WHAT IS REQUIRED: Only the number is wanted: tally the lines below that contain the word "дачных".

DATA FOR PROCESSING:
···
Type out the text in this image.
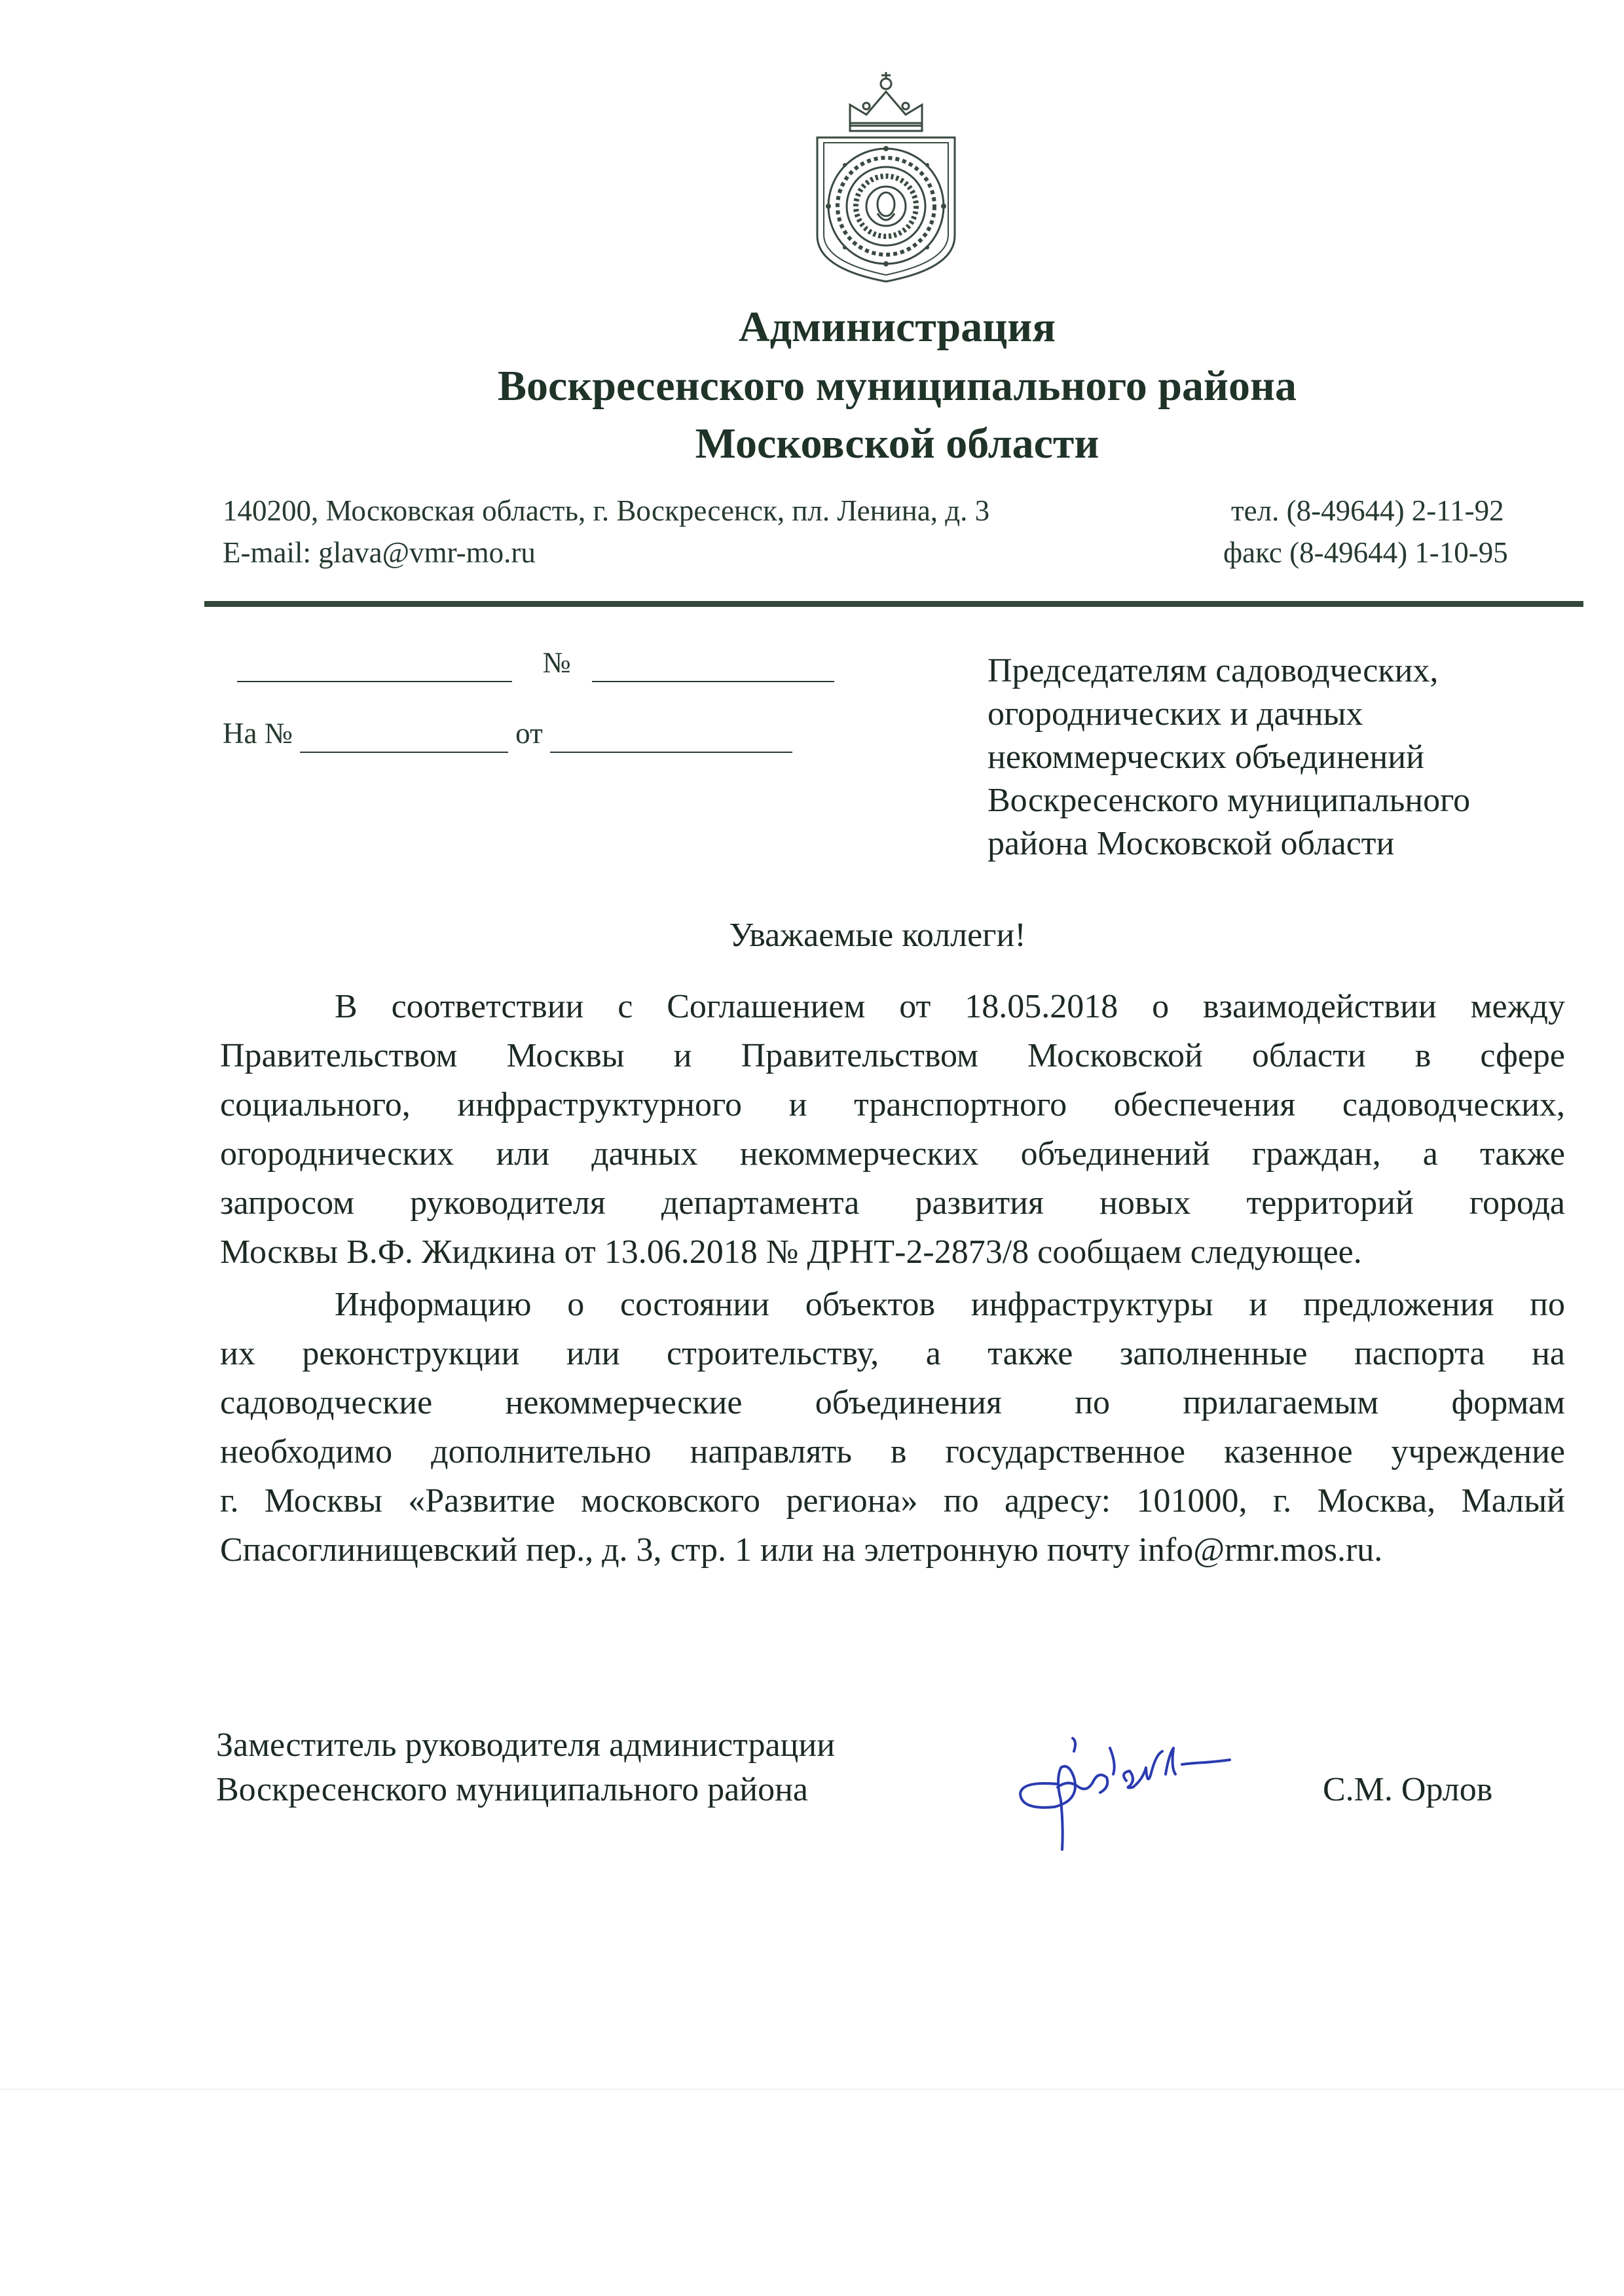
Администрация
Воскресенского муниципального района
Московской области
140200, Московская область, г. Воскресенск, пл. Ленина, д. 3
E-mail: glava@vmr-mo.ru
тел. (8-49644) 2-11-92
факс (8-49644) 1-10-95
№
На №	от
Председателям садоводческих,
огороднических и дачных
некоммерческих объединений
Воскресенского муниципального
района Московской области
Уважаемые коллеги!
В соответствии с Соглашением от 18.05.2018 о взаимодействии между
Правительством Москвы и Правительством Московской области в сфере
социального, инфраструктурного и транспортного обеспечения садоводческих,
огороднических или дачных некоммерческих объединений граждан, а также
запросом руководителя департамента развития новых территорий города
Москвы В.Ф. Жидкина от 13.06.2018 № ДРНТ-2-2873/8 сообщаем следующее.
Информацию о состоянии объектов инфраструктуры и предложения по
их реконструкции или строительству, а также заполненные паспорта на
садоводческие некоммерческие объединения по прилагаемым формам
необходимо дополнительно направлять в государственное казенное учреждение
г. Москвы «Развитие московского региона» по адресу: 101000, г. Москва, Малый
Спасоглинищевский пер., д. 3, стр. 1 или на элетронную почту info@rmr.mos.ru.
Заместитель руководителя администрации
Воскресенского муниципального района	С.М. Орлов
···
SOLUTION FOR THIS TASK: 2